── Records for this task

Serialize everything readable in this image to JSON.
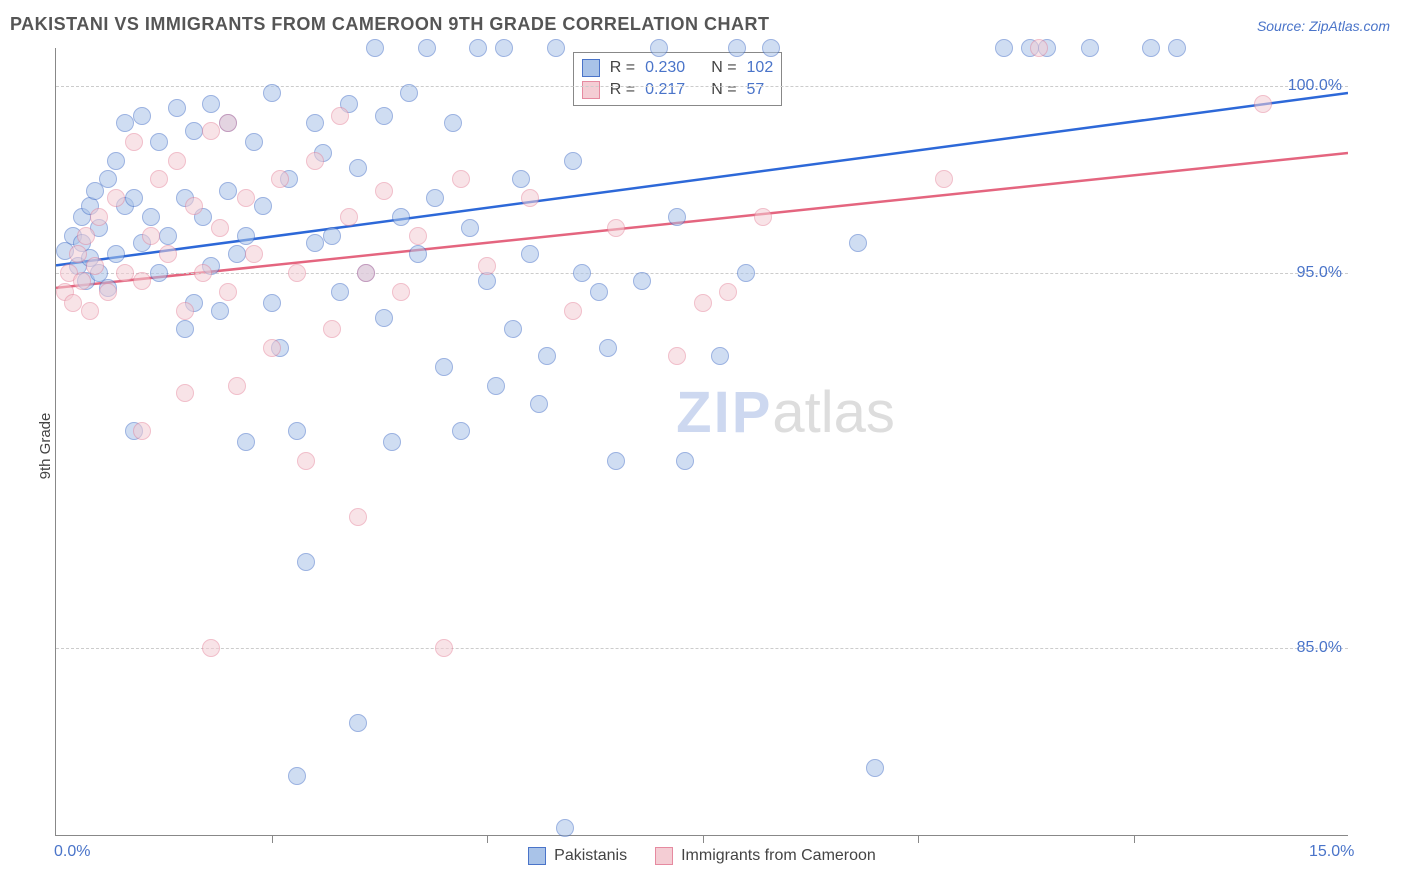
{
  "title": "PAKISTANI VS IMMIGRANTS FROM CAMEROON 9TH GRADE CORRELATION CHART",
  "source": "Source: ZipAtlas.com",
  "y_axis_label": "9th Grade",
  "watermark": {
    "part1": "ZIP",
    "part2": "atlas"
  },
  "chart": {
    "type": "scatter",
    "xlim": [
      0.0,
      15.0
    ],
    "ylim": [
      80.0,
      101.0
    ],
    "x_ticks": [
      0.0,
      2.5,
      5.0,
      7.5,
      10.0,
      12.5,
      15.0
    ],
    "x_tick_labels": [
      "0.0%",
      "",
      "",
      "",
      "",
      "",
      "15.0%"
    ],
    "y_grid": [
      85.0,
      95.0,
      100.0
    ],
    "y_grid_labels": [
      "85.0%",
      "95.0%",
      "100.0%"
    ],
    "grid_color": "#cccccc",
    "axis_color": "#888888",
    "background_color": "#ffffff",
    "tick_label_color": "#4a74c9",
    "tick_label_fontsize": 16,
    "title_color": "#555555",
    "title_fontsize": 18,
    "marker_radius": 9,
    "marker_opacity": 0.55,
    "series": [
      {
        "name": "Pakistanis",
        "fill_color": "#a9c3e8",
        "stroke_color": "#4a74c9",
        "line_color": "#2d68d8",
        "line_width": 2.5,
        "R": "0.230",
        "N": "102",
        "trend_y_at_xmin": 95.2,
        "trend_y_at_xmax": 99.8,
        "points": [
          [
            0.1,
            95.6
          ],
          [
            0.2,
            96.0
          ],
          [
            0.25,
            95.2
          ],
          [
            0.3,
            95.8
          ],
          [
            0.3,
            96.5
          ],
          [
            0.35,
            94.8
          ],
          [
            0.4,
            96.8
          ],
          [
            0.4,
            95.4
          ],
          [
            0.45,
            97.2
          ],
          [
            0.5,
            95.0
          ],
          [
            0.5,
            96.2
          ],
          [
            0.6,
            97.5
          ],
          [
            0.6,
            94.6
          ],
          [
            0.7,
            98.0
          ],
          [
            0.7,
            95.5
          ],
          [
            0.8,
            96.8
          ],
          [
            0.8,
            99.0
          ],
          [
            0.9,
            90.8
          ],
          [
            0.9,
            97.0
          ],
          [
            1.0,
            95.8
          ],
          [
            1.0,
            99.2
          ],
          [
            1.1,
            96.5
          ],
          [
            1.2,
            95.0
          ],
          [
            1.2,
            98.5
          ],
          [
            1.3,
            96.0
          ],
          [
            1.4,
            99.4
          ],
          [
            1.5,
            97.0
          ],
          [
            1.5,
            93.5
          ],
          [
            1.6,
            98.8
          ],
          [
            1.7,
            96.5
          ],
          [
            1.8,
            99.5
          ],
          [
            1.8,
            95.2
          ],
          [
            1.9,
            94.0
          ],
          [
            2.0,
            99.0
          ],
          [
            2.0,
            97.2
          ],
          [
            2.1,
            95.5
          ],
          [
            2.2,
            90.5
          ],
          [
            2.3,
            98.5
          ],
          [
            2.4,
            96.8
          ],
          [
            2.5,
            94.2
          ],
          [
            2.5,
            99.8
          ],
          [
            2.6,
            93.0
          ],
          [
            2.7,
            97.5
          ],
          [
            2.8,
            90.8
          ],
          [
            2.8,
            81.6
          ],
          [
            2.9,
            87.3
          ],
          [
            3.0,
            99.0
          ],
          [
            3.0,
            95.8
          ],
          [
            3.1,
            98.2
          ],
          [
            3.2,
            96.0
          ],
          [
            3.3,
            94.5
          ],
          [
            3.4,
            99.5
          ],
          [
            3.5,
            97.8
          ],
          [
            3.5,
            83.0
          ],
          [
            3.6,
            95.0
          ],
          [
            3.7,
            101.0
          ],
          [
            3.8,
            99.2
          ],
          [
            3.8,
            93.8
          ],
          [
            3.9,
            90.5
          ],
          [
            4.0,
            96.5
          ],
          [
            4.1,
            99.8
          ],
          [
            4.2,
            95.5
          ],
          [
            4.3,
            101.0
          ],
          [
            4.4,
            97.0
          ],
          [
            4.5,
            92.5
          ],
          [
            4.6,
            99.0
          ],
          [
            4.8,
            96.2
          ],
          [
            4.9,
            101.0
          ],
          [
            5.0,
            94.8
          ],
          [
            5.1,
            92.0
          ],
          [
            5.2,
            101.0
          ],
          [
            5.4,
            97.5
          ],
          [
            5.5,
            95.5
          ],
          [
            5.6,
            91.5
          ],
          [
            5.7,
            92.8
          ],
          [
            5.8,
            101.0
          ],
          [
            5.9,
            80.2
          ],
          [
            6.0,
            98.0
          ],
          [
            6.1,
            95.0
          ],
          [
            6.3,
            94.5
          ],
          [
            6.4,
            93.0
          ],
          [
            6.5,
            90.0
          ],
          [
            6.8,
            94.8
          ],
          [
            7.0,
            101.0
          ],
          [
            7.2,
            96.5
          ],
          [
            7.3,
            90.0
          ],
          [
            7.7,
            92.8
          ],
          [
            7.9,
            101.0
          ],
          [
            8.0,
            95.0
          ],
          [
            8.3,
            101.0
          ],
          [
            9.3,
            95.8
          ],
          [
            9.5,
            81.8
          ],
          [
            11.0,
            101.0
          ],
          [
            11.3,
            101.0
          ],
          [
            11.5,
            101.0
          ],
          [
            12.0,
            101.0
          ],
          [
            12.7,
            101.0
          ],
          [
            13.0,
            101.0
          ],
          [
            4.7,
            90.8
          ],
          [
            5.3,
            93.5
          ],
          [
            2.2,
            96.0
          ],
          [
            1.6,
            94.2
          ]
        ]
      },
      {
        "name": "Immigrants from Cameroon",
        "fill_color": "#f4cdd4",
        "stroke_color": "#e68aa0",
        "line_color": "#e4657f",
        "line_width": 2.5,
        "R": "0.217",
        "N": "57",
        "trend_y_at_xmin": 94.6,
        "trend_y_at_xmax": 98.2,
        "points": [
          [
            0.1,
            94.5
          ],
          [
            0.15,
            95.0
          ],
          [
            0.2,
            94.2
          ],
          [
            0.25,
            95.5
          ],
          [
            0.3,
            94.8
          ],
          [
            0.35,
            96.0
          ],
          [
            0.4,
            94.0
          ],
          [
            0.45,
            95.2
          ],
          [
            0.5,
            96.5
          ],
          [
            0.6,
            94.5
          ],
          [
            0.7,
            97.0
          ],
          [
            0.8,
            95.0
          ],
          [
            0.9,
            98.5
          ],
          [
            1.0,
            94.8
          ],
          [
            1.0,
            90.8
          ],
          [
            1.1,
            96.0
          ],
          [
            1.2,
            97.5
          ],
          [
            1.3,
            95.5
          ],
          [
            1.4,
            98.0
          ],
          [
            1.5,
            94.0
          ],
          [
            1.5,
            91.8
          ],
          [
            1.6,
            96.8
          ],
          [
            1.7,
            95.0
          ],
          [
            1.8,
            98.8
          ],
          [
            1.8,
            85.0
          ],
          [
            1.9,
            96.2
          ],
          [
            2.0,
            94.5
          ],
          [
            2.0,
            99.0
          ],
          [
            2.1,
            92.0
          ],
          [
            2.2,
            97.0
          ],
          [
            2.3,
            95.5
          ],
          [
            2.5,
            93.0
          ],
          [
            2.6,
            97.5
          ],
          [
            2.8,
            95.0
          ],
          [
            2.9,
            90.0
          ],
          [
            3.0,
            98.0
          ],
          [
            3.2,
            93.5
          ],
          [
            3.4,
            96.5
          ],
          [
            3.5,
            88.5
          ],
          [
            3.6,
            95.0
          ],
          [
            3.8,
            97.2
          ],
          [
            4.0,
            94.5
          ],
          [
            4.2,
            96.0
          ],
          [
            4.5,
            85.0
          ],
          [
            4.7,
            97.5
          ],
          [
            5.0,
            95.2
          ],
          [
            5.5,
            97.0
          ],
          [
            6.0,
            94.0
          ],
          [
            6.5,
            96.2
          ],
          [
            7.2,
            92.8
          ],
          [
            7.5,
            94.2
          ],
          [
            7.8,
            94.5
          ],
          [
            8.2,
            96.5
          ],
          [
            10.3,
            97.5
          ],
          [
            11.4,
            101.0
          ],
          [
            14.0,
            99.5
          ],
          [
            3.3,
            99.2
          ]
        ]
      }
    ]
  },
  "legend_top": {
    "rows": [
      {
        "series_index": 0,
        "r_label": "R =",
        "n_label": "N ="
      },
      {
        "series_index": 1,
        "r_label": "R =",
        "n_label": "N ="
      }
    ]
  },
  "legend_bottom": [
    {
      "series_index": 0
    },
    {
      "series_index": 1
    }
  ]
}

────

Scan the material above for the string "name" and report each line where you find it.

        "name": "Pakistanis",
        "name": "Immigrants from Cameroon",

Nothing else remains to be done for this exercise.